-- Begin INFORMATION SUPPLIED --
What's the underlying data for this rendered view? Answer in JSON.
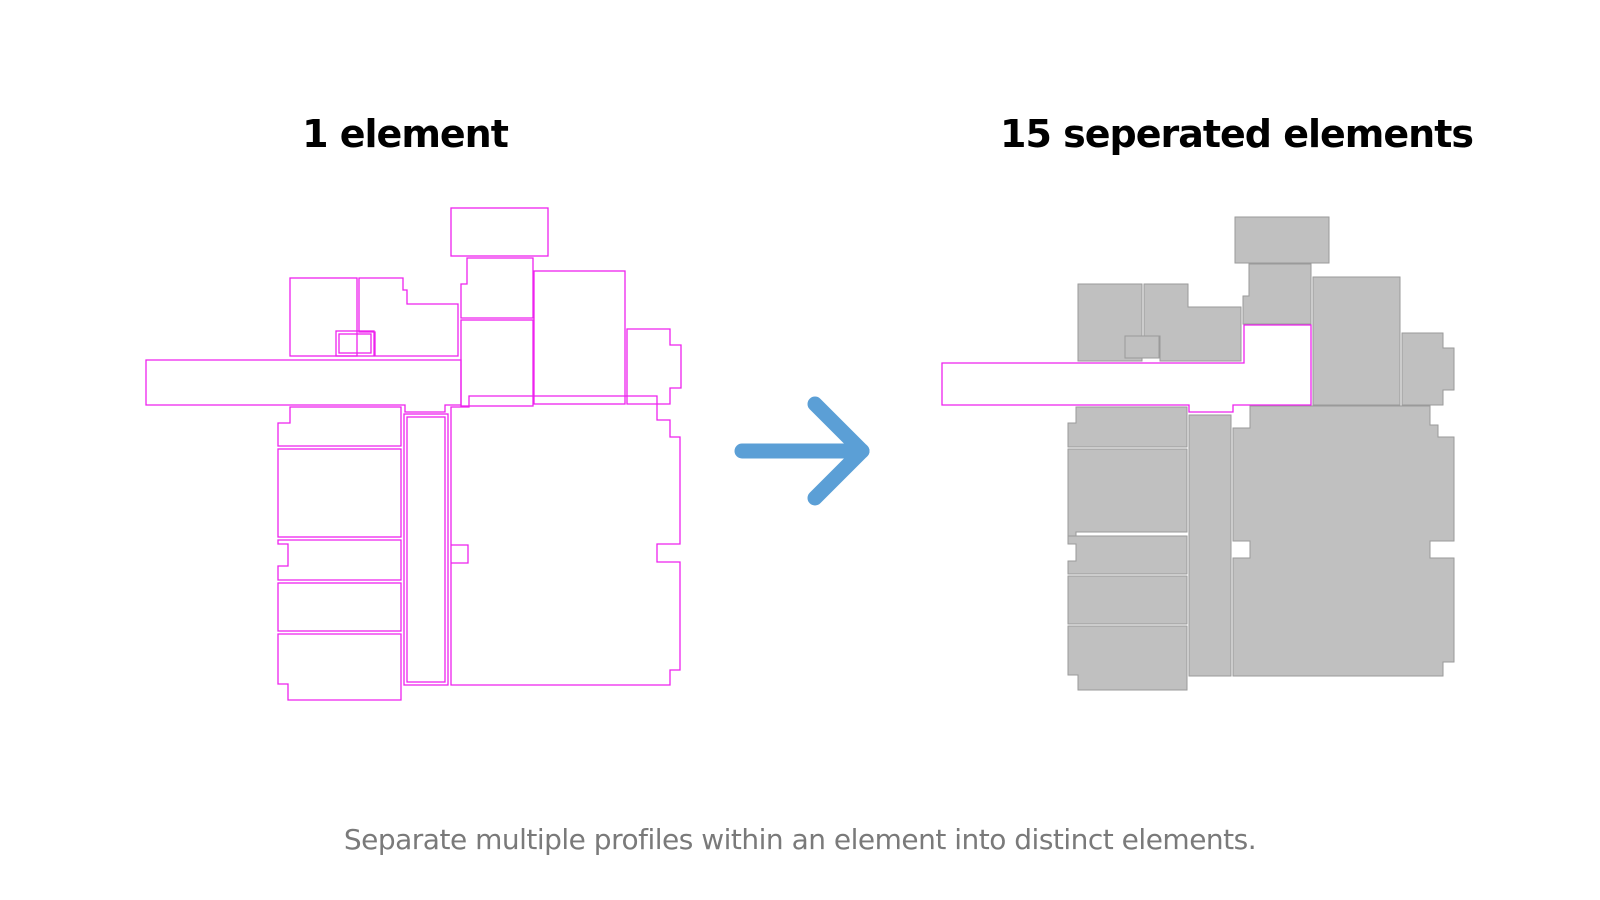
{
  "left_panel": {
    "title": "1 element"
  },
  "right_panel": {
    "title": "15 seperated elements"
  },
  "caption": "Separate multiple profiles within an element into distinct elements.",
  "colors": {
    "outline": "#ee22ee",
    "fill": "#c0c0c0",
    "fill_stroke": "#9a9a9a",
    "arrow": "#5b9fd6",
    "caption": "#7a7a7a"
  }
}
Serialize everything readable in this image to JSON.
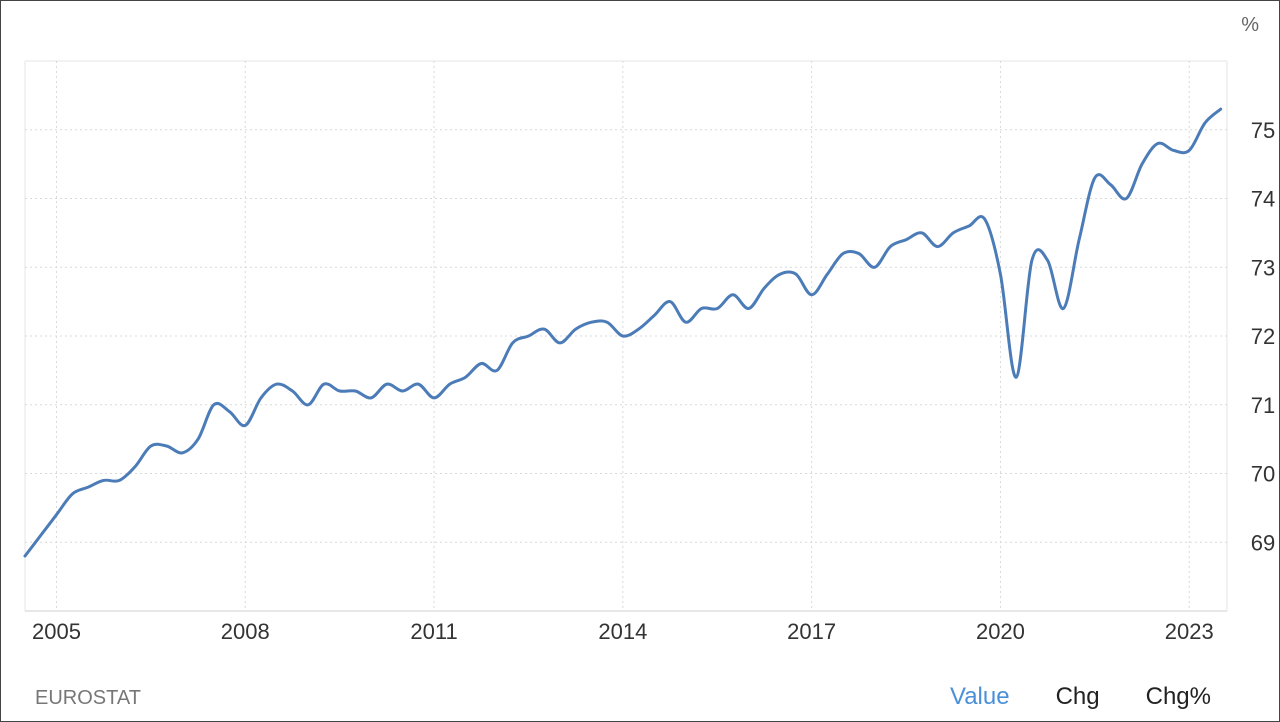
{
  "source": "EUROSTAT",
  "tabs": [
    {
      "label": "Value",
      "active": true
    },
    {
      "label": "Chg",
      "active": false
    },
    {
      "label": "Chg%",
      "active": false
    }
  ],
  "colors": {
    "line": "#4c7cb8",
    "active_tab": "#4a90d9"
  },
  "chart_data": {
    "type": "line",
    "title": "",
    "xlabel": "",
    "ylabel": "",
    "unit": "%",
    "yticks": [
      69,
      70,
      71,
      72,
      73,
      74,
      75
    ],
    "xticks": [
      "2005",
      "2008",
      "2011",
      "2014",
      "2017",
      "2020",
      "2023"
    ],
    "xlim": [
      2004.5,
      2023.6
    ],
    "ylim": [
      68.0,
      76.0
    ],
    "grid": true,
    "y_axis_side": "right",
    "series": [
      {
        "values": [
          [
            2004.5,
            68.8
          ],
          [
            2004.75,
            69.1
          ],
          [
            2005.0,
            69.4
          ],
          [
            2005.25,
            69.7
          ],
          [
            2005.5,
            69.8
          ],
          [
            2005.75,
            69.9
          ],
          [
            2006.0,
            69.9
          ],
          [
            2006.25,
            70.1
          ],
          [
            2006.5,
            70.4
          ],
          [
            2006.75,
            70.4
          ],
          [
            2007.0,
            70.3
          ],
          [
            2007.25,
            70.5
          ],
          [
            2007.5,
            71.0
          ],
          [
            2007.75,
            70.9
          ],
          [
            2008.0,
            70.7
          ],
          [
            2008.25,
            71.1
          ],
          [
            2008.5,
            71.3
          ],
          [
            2008.75,
            71.2
          ],
          [
            2009.0,
            71.0
          ],
          [
            2009.25,
            71.3
          ],
          [
            2009.5,
            71.2
          ],
          [
            2009.75,
            71.2
          ],
          [
            2010.0,
            71.1
          ],
          [
            2010.25,
            71.3
          ],
          [
            2010.5,
            71.2
          ],
          [
            2010.75,
            71.3
          ],
          [
            2011.0,
            71.1
          ],
          [
            2011.25,
            71.3
          ],
          [
            2011.5,
            71.4
          ],
          [
            2011.75,
            71.6
          ],
          [
            2012.0,
            71.5
          ],
          [
            2012.25,
            71.9
          ],
          [
            2012.5,
            72.0
          ],
          [
            2012.75,
            72.1
          ],
          [
            2013.0,
            71.9
          ],
          [
            2013.25,
            72.1
          ],
          [
            2013.5,
            72.2
          ],
          [
            2013.75,
            72.2
          ],
          [
            2014.0,
            72.0
          ],
          [
            2014.25,
            72.1
          ],
          [
            2014.5,
            72.3
          ],
          [
            2014.75,
            72.5
          ],
          [
            2015.0,
            72.2
          ],
          [
            2015.25,
            72.4
          ],
          [
            2015.5,
            72.4
          ],
          [
            2015.75,
            72.6
          ],
          [
            2016.0,
            72.4
          ],
          [
            2016.25,
            72.7
          ],
          [
            2016.5,
            72.9
          ],
          [
            2016.75,
            72.9
          ],
          [
            2017.0,
            72.6
          ],
          [
            2017.25,
            72.9
          ],
          [
            2017.5,
            73.2
          ],
          [
            2017.75,
            73.2
          ],
          [
            2018.0,
            73.0
          ],
          [
            2018.25,
            73.3
          ],
          [
            2018.5,
            73.4
          ],
          [
            2018.75,
            73.5
          ],
          [
            2019.0,
            73.3
          ],
          [
            2019.25,
            73.5
          ],
          [
            2019.5,
            73.6
          ],
          [
            2019.75,
            73.7
          ],
          [
            2020.0,
            72.9
          ],
          [
            2020.25,
            71.4
          ],
          [
            2020.5,
            73.1
          ],
          [
            2020.75,
            73.1
          ],
          [
            2021.0,
            72.4
          ],
          [
            2021.25,
            73.4
          ],
          [
            2021.5,
            74.3
          ],
          [
            2021.75,
            74.2
          ],
          [
            2022.0,
            74.0
          ],
          [
            2022.25,
            74.5
          ],
          [
            2022.5,
            74.8
          ],
          [
            2022.75,
            74.7
          ],
          [
            2023.0,
            74.7
          ],
          [
            2023.25,
            75.1
          ],
          [
            2023.5,
            75.3
          ]
        ]
      }
    ]
  }
}
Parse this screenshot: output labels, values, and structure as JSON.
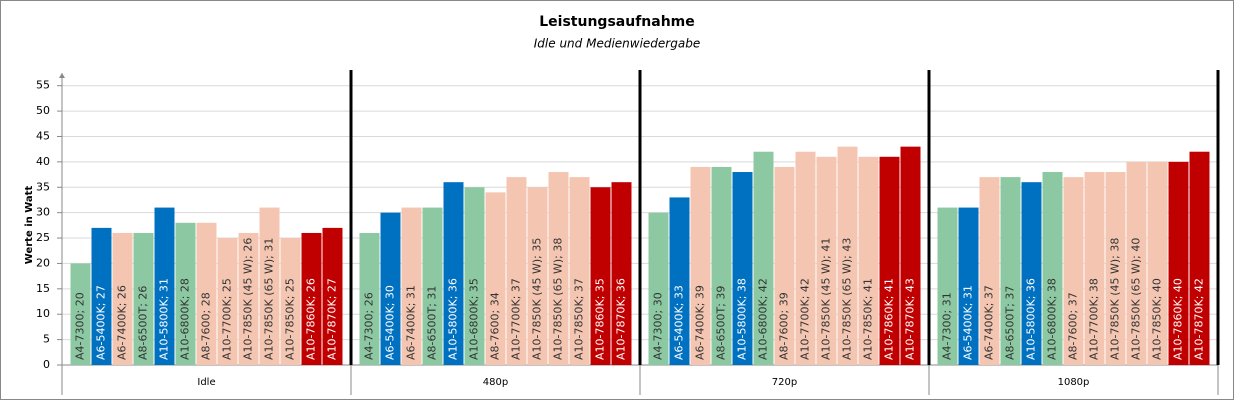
{
  "chart_data": {
    "type": "bar",
    "title": "Leistungsaufnahme",
    "subtitle": "Idle und Medienwiedergabe",
    "y_label": "Werte in Watt",
    "categories": [
      "Idle",
      "480p",
      "720p",
      "1080p"
    ],
    "ylim": [
      0,
      57.5
    ],
    "yticks": [
      0,
      5,
      10,
      15,
      20,
      25,
      30,
      35,
      40,
      45,
      50,
      55
    ],
    "grid": true,
    "series": [
      {
        "color": "#8cc8a2",
        "values": [
          20,
          26,
          30,
          31
        ],
        "value_labels": [
          "A4-7300; 20",
          "A4-7300; 26",
          "A4-7300; 30",
          "A4-7300; 31"
        ]
      },
      {
        "color": "#0070c0",
        "values": [
          27,
          30,
          33,
          31
        ],
        "value_labels": [
          "A6-5400K; 27",
          "A6-5400K; 30",
          "A6-5400K; 33",
          "A6-5400K; 31"
        ]
      },
      {
        "color": "#f4c6b2",
        "values": [
          26,
          31,
          39,
          37
        ],
        "value_labels": [
          "A6-7400K; 26",
          "A6-7400K; 31",
          "A6-7400K; 39",
          "A6-7400K; 37"
        ]
      },
      {
        "color": "#8cc8a2",
        "values": [
          26,
          31,
          39,
          37
        ],
        "value_labels": [
          "A8-6500T; 26",
          "A8-6500T; 31",
          "A8-6500T; 39",
          "A8-6500T; 37"
        ]
      },
      {
        "color": "#0070c0",
        "values": [
          31,
          36,
          38,
          36
        ],
        "value_labels": [
          "A10-5800K; 31",
          "A10-5800K; 36",
          "A10-5800K; 38",
          "A10-5800K; 36"
        ]
      },
      {
        "color": "#8cc8a2",
        "values": [
          28,
          35,
          42,
          38
        ],
        "value_labels": [
          "A10-6800K; 28",
          "A10-6800K; 35",
          "A10-6800K; 42",
          "A10-6800K; 38"
        ]
      },
      {
        "color": "#f4c6b2",
        "values": [
          28,
          34,
          39,
          37
        ],
        "value_labels": [
          "A8-7600; 28",
          "A8-7600; 34",
          "A8-7600; 39",
          "A8-7600; 37"
        ]
      },
      {
        "color": "#f4c6b2",
        "values": [
          25,
          37,
          42,
          38
        ],
        "value_labels": [
          "A10-7700K; 25",
          "A10-7700K; 37",
          "A10-7700K; 42",
          "A10-7700K; 38"
        ]
      },
      {
        "color": "#f4c6b2",
        "values": [
          26,
          35,
          41,
          38
        ],
        "value_labels": [
          "A10-7850K (45 W); 26",
          "A10-7850K (45 W); 35",
          "A10-7850K (45 W); 41",
          "A10-7850K (45 W); 38"
        ]
      },
      {
        "color": "#f4c6b2",
        "values": [
          31,
          38,
          43,
          40
        ],
        "value_labels": [
          "A10-7850K (65 W); 31",
          "A10-7850K (65 W); 38",
          "A10-7850K (65 W); 43",
          "A10-7850K (65 W); 40"
        ]
      },
      {
        "color": "#f4c6b2",
        "values": [
          25,
          37,
          41,
          40
        ],
        "value_labels": [
          "A10-7850K; 25",
          "A10-7850K; 37",
          "A10-7850K; 41",
          "A10-7850K; 40"
        ]
      },
      {
        "color": "#c00000",
        "values": [
          26,
          35,
          41,
          40
        ],
        "value_labels": [
          "A10-7860K; 26",
          "A10-7860K; 35",
          "A10-7860K; 41",
          "A10-7860K; 40"
        ]
      },
      {
        "color": "#c00000",
        "values": [
          27,
          36,
          43,
          42
        ],
        "value_labels": [
          "A10-7870K; 27",
          "A10-7870K; 36",
          "A10-7870K; 43",
          "A10-7870K; 42"
        ]
      }
    ]
  }
}
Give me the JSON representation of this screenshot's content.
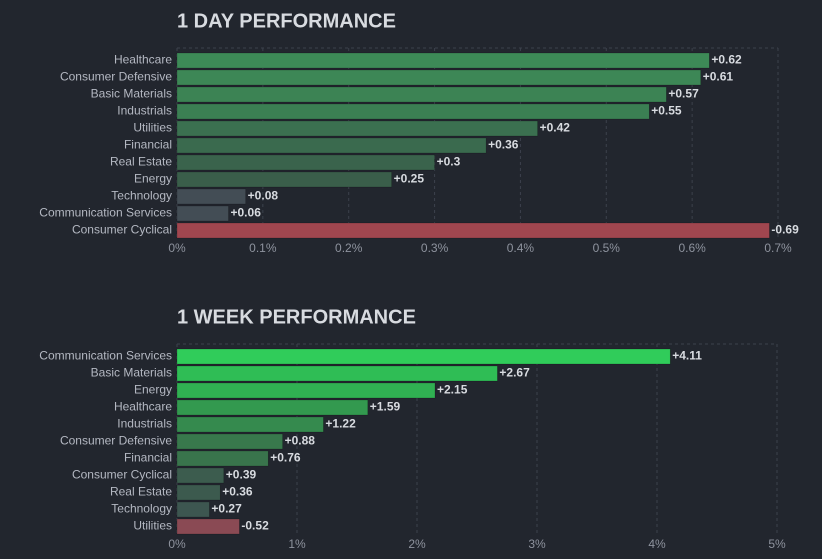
{
  "chart_data": [
    {
      "type": "bar",
      "orientation": "horizontal",
      "title": "1 DAY PERFORMANCE",
      "categories": [
        "Healthcare",
        "Consumer Defensive",
        "Basic Materials",
        "Industrials",
        "Utilities",
        "Financial",
        "Real Estate",
        "Energy",
        "Technology",
        "Communication Services",
        "Consumer Cyclical"
      ],
      "values": [
        0.62,
        0.61,
        0.57,
        0.55,
        0.42,
        0.36,
        0.3,
        0.25,
        0.08,
        0.06,
        -0.69
      ],
      "value_labels": [
        "+0.62",
        "+0.61",
        "+0.57",
        "+0.55",
        "+0.42",
        "+0.36",
        "+0.3",
        "+0.25",
        "+0.08",
        "+0.06",
        "-0.69"
      ],
      "colors": [
        "#3d8a57",
        "#3d8756",
        "#3c8354",
        "#3b7f53",
        "#3b7050",
        "#3a6a4e",
        "#3a634c",
        "#3a5e4a",
        "#434d55",
        "#434d55",
        "#a0464f"
      ],
      "xlim": [
        0,
        0.7
      ],
      "xticks": [
        {
          "value": 0,
          "label": "0%"
        },
        {
          "value": 0.1,
          "label": "0.1%"
        },
        {
          "value": 0.2,
          "label": "0.2%"
        },
        {
          "value": 0.3,
          "label": "0.3%"
        },
        {
          "value": 0.4,
          "label": "0.4%"
        },
        {
          "value": 0.5,
          "label": "0.5%"
        },
        {
          "value": 0.6,
          "label": "0.6%"
        },
        {
          "value": 0.7,
          "label": "0.7%"
        }
      ],
      "grid": true
    },
    {
      "type": "bar",
      "orientation": "horizontal",
      "title": "1 WEEK PERFORMANCE",
      "categories": [
        "Communication Services",
        "Basic Materials",
        "Energy",
        "Healthcare",
        "Industrials",
        "Consumer Defensive",
        "Financial",
        "Consumer Cyclical",
        "Real Estate",
        "Technology",
        "Utilities"
      ],
      "values": [
        4.11,
        2.67,
        2.15,
        1.59,
        1.22,
        0.88,
        0.76,
        0.39,
        0.36,
        0.27,
        -0.52
      ],
      "value_labels": [
        "+4.11",
        "+2.67",
        "+2.15",
        "+1.59",
        "+1.22",
        "+0.88",
        "+0.76",
        "+0.39",
        "+0.36",
        "+0.27",
        "-0.52"
      ],
      "colors": [
        "#30cc5a",
        "#2fbd55",
        "#30b052",
        "#33994f",
        "#358a4e",
        "#38784c",
        "#39744c",
        "#3c5c4e",
        "#3c5a4e",
        "#3d5650",
        "#8a4a54"
      ],
      "xlim": [
        0,
        5
      ],
      "xticks": [
        {
          "value": 0,
          "label": "0%"
        },
        {
          "value": 1,
          "label": "1%"
        },
        {
          "value": 2,
          "label": "2%"
        },
        {
          "value": 3,
          "label": "3%"
        },
        {
          "value": 4,
          "label": "4%"
        },
        {
          "value": 5,
          "label": "5%"
        }
      ],
      "grid": true
    }
  ]
}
-- End INFORMATION SUPPLIED --
Pull every line containing "Idle" from the material above.

### WORKED SOLUTION:
    "subtitle": "Idle und Medienwiedergabe",
      "Idle",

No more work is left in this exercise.